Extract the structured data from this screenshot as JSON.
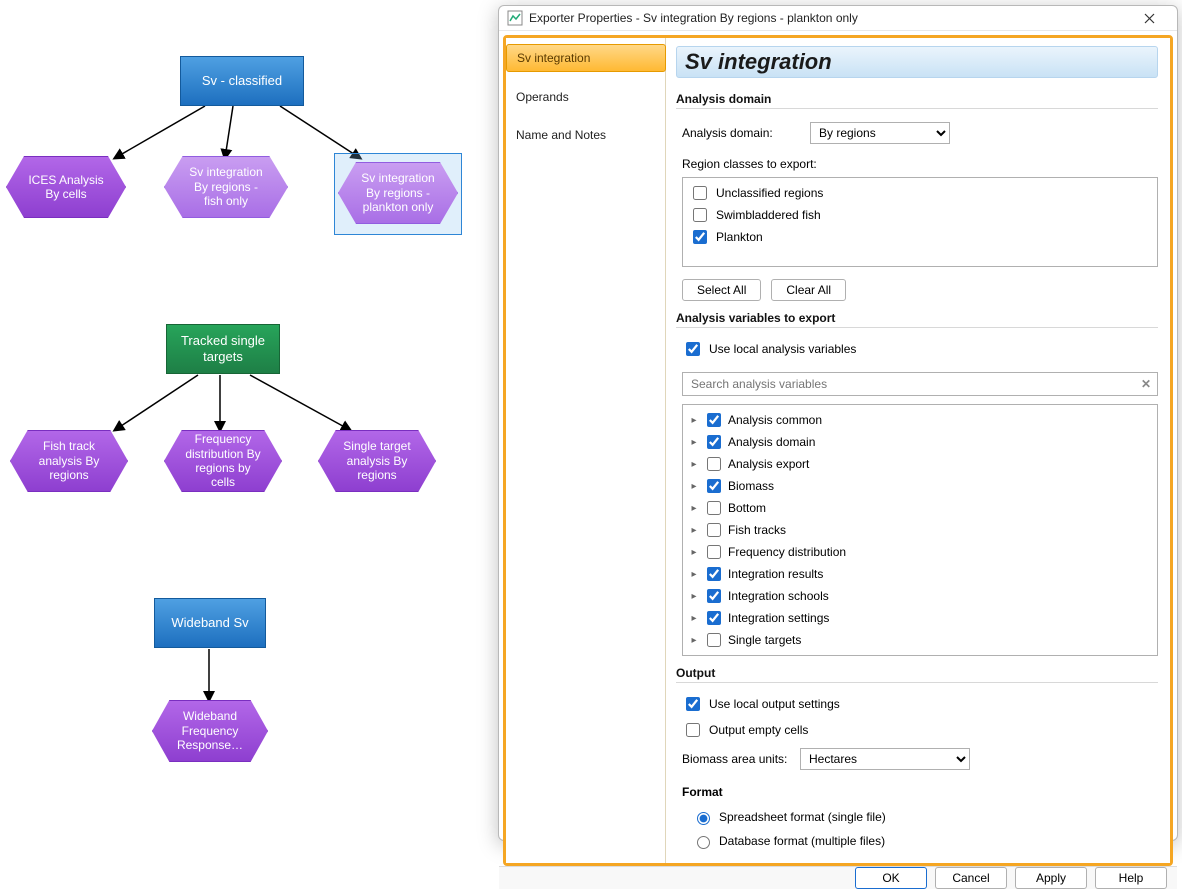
{
  "diagram": {
    "sv_classified": "Sv - classified",
    "ices": "ICES Analysis By cells",
    "sv_fish": "Sv integration By regions - fish only",
    "sv_plankton": "Sv integration By regions - plankton only",
    "tracked": "Tracked single targets",
    "fish_track": "Fish track analysis By regions",
    "freq_dist": "Frequency distribution By regions by cells",
    "single_target": "Single target analysis By regions",
    "wideband": "Wideband Sv",
    "wideband_freq": "Wideband Frequency Response…"
  },
  "dialog": {
    "title": "Exporter Properties - Sv integration By regions - plankton only",
    "tabs": {
      "sv_integration": "Sv integration",
      "operands": "Operands",
      "name_notes": "Name and Notes"
    },
    "panel_title": "Sv integration",
    "analysis_domain": {
      "heading": "Analysis domain",
      "label": "Analysis domain:",
      "value": "By regions",
      "region_label": "Region classes to export:",
      "regions": [
        {
          "label": "Unclassified regions",
          "checked": false
        },
        {
          "label": "Swimbladdered fish",
          "checked": false
        },
        {
          "label": "Plankton",
          "checked": true
        }
      ],
      "select_all": "Select All",
      "clear_all": "Clear All"
    },
    "analysis_vars": {
      "heading": "Analysis variables to export",
      "use_local": "Use local analysis variables",
      "search_placeholder": "Search analysis variables",
      "tree": [
        {
          "label": "Analysis common",
          "checked": true
        },
        {
          "label": "Analysis domain",
          "checked": true
        },
        {
          "label": "Analysis export",
          "checked": false
        },
        {
          "label": "Biomass",
          "checked": true
        },
        {
          "label": "Bottom",
          "checked": false
        },
        {
          "label": "Fish tracks",
          "checked": false
        },
        {
          "label": "Frequency distribution",
          "checked": false
        },
        {
          "label": "Integration results",
          "checked": true
        },
        {
          "label": "Integration schools",
          "checked": true
        },
        {
          "label": "Integration settings",
          "checked": true
        },
        {
          "label": "Single targets",
          "checked": false
        }
      ]
    },
    "output": {
      "heading": "Output",
      "use_local": "Use local output settings",
      "output_empty": "Output empty cells",
      "biomass_label": "Biomass area units:",
      "biomass_value": "Hectares",
      "format_heading": "Format",
      "radio_spreadsheet": "Spreadsheet format (single file)",
      "radio_database": "Database format (multiple files)"
    },
    "buttons": {
      "ok": "OK",
      "cancel": "Cancel",
      "apply": "Apply",
      "help": "Help"
    }
  }
}
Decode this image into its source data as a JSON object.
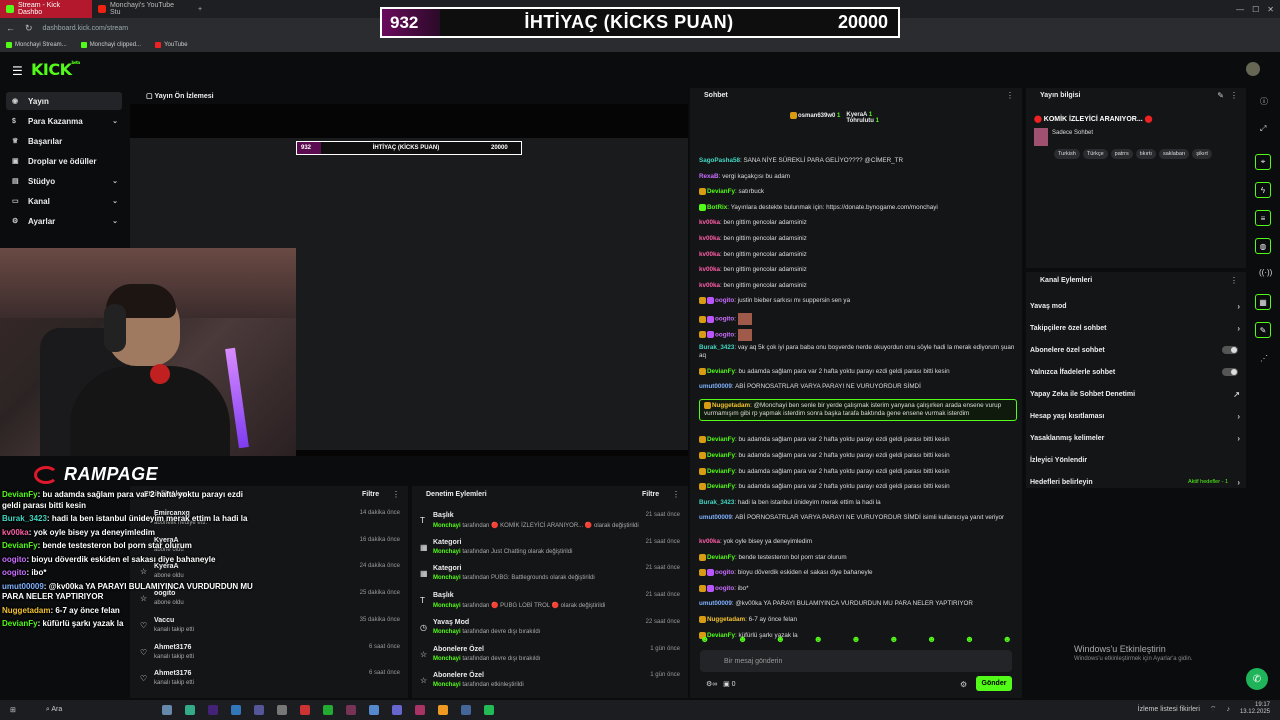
{
  "browser": {
    "tabs": [
      {
        "label": "Stream - Kick Dashbo"
      },
      {
        "label": "Monchayi's YouTube Stu"
      }
    ],
    "url": "dashboard.kick.com/stream",
    "bookmarks": [
      {
        "label": "Monchayi Stream..."
      },
      {
        "label": "Monchayi clipped..."
      },
      {
        "label": "YouTube"
      }
    ]
  },
  "overlay_counter": {
    "current": "932",
    "title": "İHTİYAÇ (KİCKS PUAN)",
    "goal": "20000"
  },
  "kick": {
    "logo": "KICK",
    "logo_sup": "beta"
  },
  "sidebar": {
    "items": [
      {
        "label": "Yayın",
        "icon": "broadcast-icon",
        "expandable": false
      },
      {
        "label": "Para Kazanma",
        "icon": "money-icon",
        "expandable": true
      },
      {
        "label": "Başarılar",
        "icon": "trophy-icon",
        "expandable": false
      },
      {
        "label": "Droplar ve ödüller",
        "icon": "gift-icon",
        "expandable": false
      },
      {
        "label": "Stüdyo",
        "icon": "studio-icon",
        "expandable": true
      },
      {
        "label": "Kanal",
        "icon": "channel-icon",
        "expandable": true
      },
      {
        "label": "Ayarlar",
        "icon": "gear-icon",
        "expandable": true
      }
    ]
  },
  "preview": {
    "title": "Yayın Ön İzlemesi",
    "brand": "RAMPAGE"
  },
  "stream_chat_overlay": [
    {
      "user": "DevianFy",
      "color": "green",
      "text": "bu adamda sağlam para var 2 hafta yoktu parayı ezdi geldi parası bitti kesin"
    },
    {
      "user": "Burak_3423",
      "color": "cyan",
      "text": "hadi la ben istanbul ünideyim merak ettim la hadi la"
    },
    {
      "user": "kv00ka",
      "color": "pink",
      "text": "yok oyle bisey ya deneyimledim"
    },
    {
      "user": "DevianFy",
      "color": "green",
      "text": "bende testesteron bol porn star olurum"
    },
    {
      "user": "oogito",
      "color": "purple",
      "text": "bioyu döverdik eskiden el sakası diye bahaneyle"
    },
    {
      "user": "oogito",
      "color": "purple",
      "text": "ibo*"
    },
    {
      "user": "umut00009",
      "color": "blue",
      "text": "@kv00ka YA PARAYI BULAMIYINCA VURDURDUN MU PARA NELER YAPTIRIYOR"
    },
    {
      "user": "Nuggetadam",
      "color": "yellow",
      "text": "6-7 ay önce felan"
    },
    {
      "user": "DevianFy",
      "color": "green",
      "text": "küfürlü şarkı yazak la"
    }
  ],
  "activity": {
    "title": "Etkinlik Akışı",
    "filter": "Filtre",
    "items": [
      {
        "name": "Emircanxq",
        "sub": "abonelik hediye etti.",
        "time": "14 dakika önce",
        "icon": "gift-icon"
      },
      {
        "name": "KyeraA",
        "sub": "abone oldu",
        "time": "16 dakika önce",
        "icon": "star-icon"
      },
      {
        "name": "KyeraA",
        "sub": "abone oldu",
        "time": "24 dakika önce",
        "icon": "star-icon"
      },
      {
        "name": "oogito",
        "sub": "abone oldu",
        "time": "25 dakika önce",
        "icon": "star-icon"
      },
      {
        "name": "Vaccu",
        "sub": "kanalı takip etti",
        "time": "35 dakika önce",
        "icon": "heart-icon"
      },
      {
        "name": "Ahmet3176",
        "sub": "kanalı takip etti",
        "time": "6 saat önce",
        "icon": "heart-icon"
      },
      {
        "name": "Ahmet3176",
        "sub": "kanalı takip etti",
        "time": "6 saat önce",
        "icon": "heart-icon"
      }
    ]
  },
  "modlog": {
    "title": "Denetim Eylemleri",
    "filter": "Filtre",
    "items": [
      {
        "name": "Başlık",
        "actor": "Monchayi",
        "sub": "tarafından 🔴 KOMİK İZLEYİCİ ARANIYOR... 🔴 olarak değiştirildi",
        "time": "21 saat önce",
        "icon": "title-icon"
      },
      {
        "name": "Kategori",
        "actor": "Monchayi",
        "sub": "tarafından Just Chatting olarak değiştirildi",
        "time": "21 saat önce",
        "icon": "category-icon"
      },
      {
        "name": "Kategori",
        "actor": "Monchayi",
        "sub": "tarafından PUBG: Battlegrounds olarak değiştirildi",
        "time": "21 saat önce",
        "icon": "category-icon"
      },
      {
        "name": "Başlık",
        "actor": "Monchayi",
        "sub": "tarafından 🔴 PUBG LOBİ TROL 🔴 olarak değiştirildi",
        "time": "21 saat önce",
        "icon": "title-icon"
      },
      {
        "name": "Yavaş Mod",
        "actor": "Monchayi",
        "sub": "tarafından devre dışı bırakıldı",
        "time": "22 saat önce",
        "icon": "slow-icon"
      },
      {
        "name": "Abonelere Özel",
        "actor": "Monchayi",
        "sub": "tarafından devre dışı bırakıldı",
        "time": "1 gün önce",
        "icon": "sub-icon"
      },
      {
        "name": "Abonelere Özel",
        "actor": "Monchayi",
        "sub": "tarafından etkinleştirildi",
        "time": "1 gün önce",
        "icon": "sub-icon"
      }
    ]
  },
  "chat": {
    "title": "Sohbet",
    "leaders": [
      {
        "name": "osman639w0",
        "count": "1"
      },
      {
        "name": "KyeraA",
        "count": "1"
      },
      {
        "name": "Tohrulutu",
        "count": "1"
      }
    ],
    "messages": [
      {
        "user": "SagoPasha58",
        "color": "cyan",
        "text": "SANA NİYE SÜREKLİ PARA GELİYO???? @CİMER_TR"
      },
      {
        "user": "RexaB",
        "color": "purple",
        "text": "vergi kaçakçısı bu adam"
      },
      {
        "user": "DevianFy",
        "color": "green",
        "text": "satırbuck"
      },
      {
        "user": "BotRix",
        "color": "green",
        "text": "Yayınlara destekte bulunmak için: https://donate.bynogame.com/monchayi"
      },
      {
        "user": "kv00ka",
        "color": "pink",
        "text": "ben gittim gencolar adamsiniz"
      },
      {
        "user": "kv00ka",
        "color": "pink",
        "text": "ben gittim gencolar adamsiniz"
      },
      {
        "user": "kv00ka",
        "color": "pink",
        "text": "ben gittim gencolar adamsiniz"
      },
      {
        "user": "kv00ka",
        "color": "pink",
        "text": "ben gittim gencolar adamsiniz"
      },
      {
        "user": "kv00ka",
        "color": "pink",
        "text": "ben gittim gencolar adamsiniz"
      },
      {
        "user": "oogito",
        "color": "purple",
        "text": "justin bieber sarkısı mı suppersin sen ya"
      },
      {
        "user": "oogito",
        "color": "purple",
        "text": ""
      },
      {
        "user": "oogito",
        "color": "purple",
        "text": ""
      },
      {
        "user": "Burak_3423",
        "color": "cyan",
        "text": "vay aq 5k çok iyi para baba onu boşverde nerde okuyordun onu söyle hadi la merak ediyorum şuan aq"
      },
      {
        "user": "DevianFy",
        "color": "green",
        "text": "bu adamda sağlam para var 2 hafta yoktu parayı ezdi geldi parası bitti kesin"
      },
      {
        "user": "umut00009",
        "color": "blue",
        "text": "ABİ PORNOSATRLAR VARYA PARAYI NE VURUYORDUR SİMDİ"
      },
      {
        "user": "Nuggetadam",
        "color": "yellow",
        "text": "@Monchayi ben senle bir yerde çalışmak isterim yanyana çalışırken arada ensene vurup vurmamışım gibi rp yapmak isterdim sonra başka tarafa baktında gene ensene vurmak isterdim"
      },
      {
        "user": "DevianFy",
        "color": "green",
        "text": "bu adamda sağlam para var 2 hafta yoktu parayı ezdi geldi parası bitti kesin"
      },
      {
        "user": "DevianFy",
        "color": "green",
        "text": "bu adamda sağlam para var 2 hafta yoktu parayı ezdi geldi parası bitti kesin"
      },
      {
        "user": "DevianFy",
        "color": "green",
        "text": "bu adamda sağlam para var 2 hafta yoktu parayı ezdi geldi parası bitti kesin"
      },
      {
        "user": "DevianFy",
        "color": "green",
        "text": "bu adamda sağlam para var 2 hafta yoktu parayı ezdi geldi parası bitti kesin"
      },
      {
        "user": "Burak_3423",
        "color": "cyan",
        "text": "hadi la ben istanbul ünideyim merak ettim la hadi la"
      },
      {
        "user": "umut00009",
        "color": "blue",
        "text": "ABİ PORNOSATRLAR VARYA PARAYI NE VURUYORDUR SİMDİ isimli kullanıcıya yanıt veriyor"
      },
      {
        "user": "kv00ka",
        "color": "pink",
        "text": "yok oyle bisey ya deneyimledim"
      },
      {
        "user": "DevianFy",
        "color": "green",
        "text": "bende testesteron bol porn star olurum"
      },
      {
        "user": "oogito",
        "color": "purple",
        "text": "bioyu döverdik eskiden el sakası diye bahaneyle"
      },
      {
        "user": "oogito",
        "color": "purple",
        "text": "ibo*"
      },
      {
        "user": "umut00009",
        "color": "blue",
        "text": "@kv00ka YA PARAYI BULAMIYINCA VURDURDUN MU PARA NELER YAPTIRIYOR"
      },
      {
        "user": "Nuggetadam",
        "color": "yellow",
        "text": "6-7 ay önce felan"
      },
      {
        "user": "DevianFy",
        "color": "green",
        "text": "küfürlü şarkı yazak la"
      }
    ],
    "input_placeholder": "Bir mesaj gönderin",
    "send_label": "Gönder",
    "viewer_count": "0"
  },
  "stream_info": {
    "title": "Yayın bilgisi",
    "stream_title": "KOMİK İZLEYİCİ ARANIYOR...",
    "category": "Sadece Sohbet",
    "tags": [
      "Turkish",
      "Türkçe",
      "patrrs",
      "tıkırtı",
      "saklabarı",
      "şikırt"
    ]
  },
  "channel_actions": {
    "title": "Kanal Eylemleri",
    "rows": [
      {
        "label": "Yavaş mod",
        "kind": "chevron"
      },
      {
        "label": "Takipçilere özel sohbet",
        "kind": "chevron"
      },
      {
        "label": "Abonelere özel sohbet",
        "kind": "toggle"
      },
      {
        "label": "Yalnızca İfadelerle sohbet",
        "kind": "toggle"
      },
      {
        "label": "Yapay Zeka ile Sohbet Denetimi",
        "kind": "external"
      },
      {
        "label": "Hesap yaşı kısıtlaması",
        "kind": "chevron"
      },
      {
        "label": "Yasaklanmış kelimeler",
        "kind": "chevron"
      },
      {
        "label": "İzleyici Yönlendir",
        "kind": "none"
      },
      {
        "label": "Hedefleri belirleyin",
        "kind": "chevron",
        "extra": "Aktif hedefler - 1"
      }
    ]
  },
  "windows": {
    "activation_title": "Windows'u Etkinleştirin",
    "activation_sub": "Windows'u etkinleştirmek için Ayarlar'a gidin."
  },
  "taskbar": {
    "search": "Ara",
    "tray_label": "İzleme listesi fikirleri",
    "time": "19:17",
    "date": "13.12.2025"
  },
  "colors": {
    "kick_green": "#53fc18",
    "tab_active": "#b3182c",
    "panel": "#141517"
  }
}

Work order → Pull each line containing "değiştirildi" from the records.

Expected answer →
        "sub": "tarafından 🔴 KOMİK İZLEYİCİ ARANIYOR... 🔴 olarak değiştirildi",
        "sub": "tarafından Just Chatting olarak değiştirildi",
        "sub": "tarafından PUBG: Battlegrounds olarak değiştirildi",
        "sub": "tarafından 🔴 PUBG LOBİ TROL 🔴 olarak değiştirildi",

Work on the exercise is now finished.